» STATED PROBLEM
Gather the lines from the material that contain "Chris".

» MATERIAL SHOWN
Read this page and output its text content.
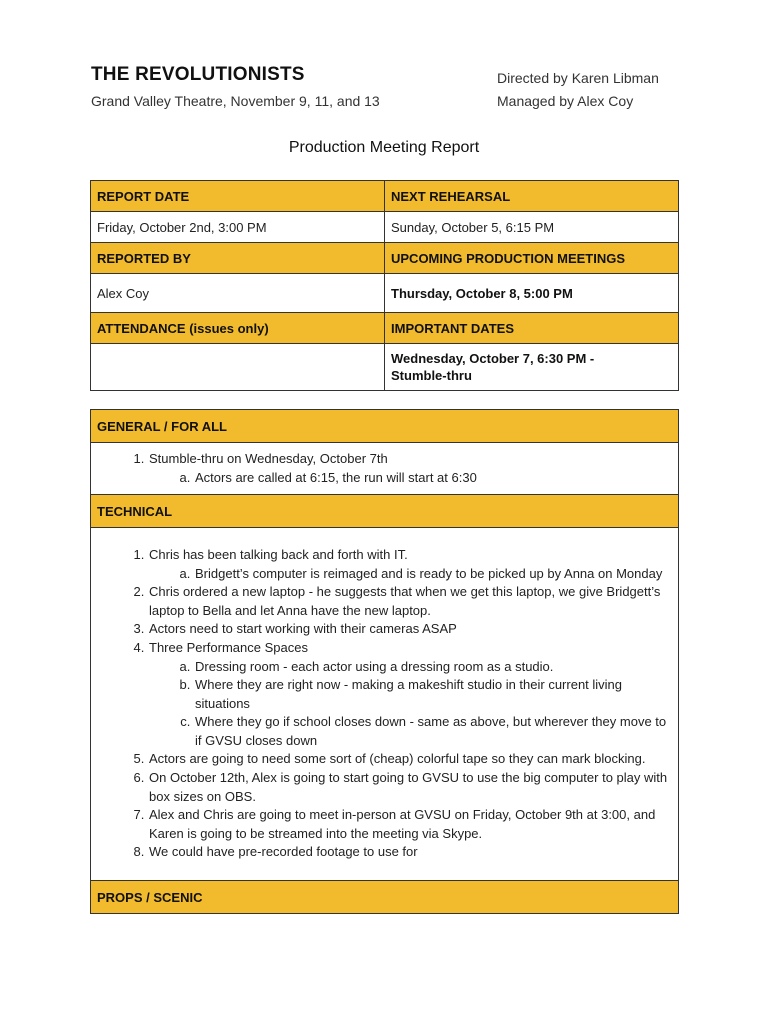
THE REVOLUTIONISTS
Grand Valley Theatre, November 9, 11, and 13
Directed by Karen Libman
Managed by Alex Coy
Production Meeting Report
REPORT DATE	NEXT REHEARSAL
Friday, October 2nd, 3:00 PM	Sunday, October 5, 6:15 PM
REPORTED BY	UPCOMING PRODUCTION MEETINGS
Alex Coy	Thursday, October 8, 5:00 PM
ATTENDANCE (issues only)	IMPORTANT DATES

	Wednesday, October 7, 6:30 PM -
Stumble-thru
GENERAL / FOR ALL

1. Stumble-thru on Wednesday, October 7th
a. Actors are called at 6:15, the run will start at 6:30

TECHNICAL

1. Chris has been talking back and forth with IT.
a. Bridgett’s computer is reimaged and is ready to be picked up by Anna on Monday
2. Chris ordered a new laptop - he suggests that when we get this laptop, we give Bridgett’s laptop to Bella and let Anna have the new laptop.
3. Actors need to start working with their cameras ASAP
4. Three Performance Spaces
a. Dressing room - each actor using a dressing room as a studio.
b. Where they are right now - making a makeshift studio in their current living situations
c. Where they go if school closes down - same as above, but wherever they move to if GVSU closes down
5. Actors are going to need some sort of (cheap) colorful tape so they can mark blocking.
6. On October 12th, Alex is going to start going to GVSU to use the big computer to play with box sizes on OBS.
7. Alex and Chris are going to meet in-person at GVSU on Friday, October 9th at 3:00, and Karen is going to be streamed into the meeting via Skype.
8. We could have pre-recorded footage to use for

PROPS / SCENIC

» RESULT BELOW
1. Chris has been talking back and forth with IT.
2. Chris ordered a new laptop - he suggests that when we get this laptop, we give Bridgett’s laptop to Bella and let Anna have the new laptop.
7. Alex and Chris are going to meet in-person at GVSU on Friday, October 9th at 3:00, and Karen is going to be streamed into the meeting via Skype.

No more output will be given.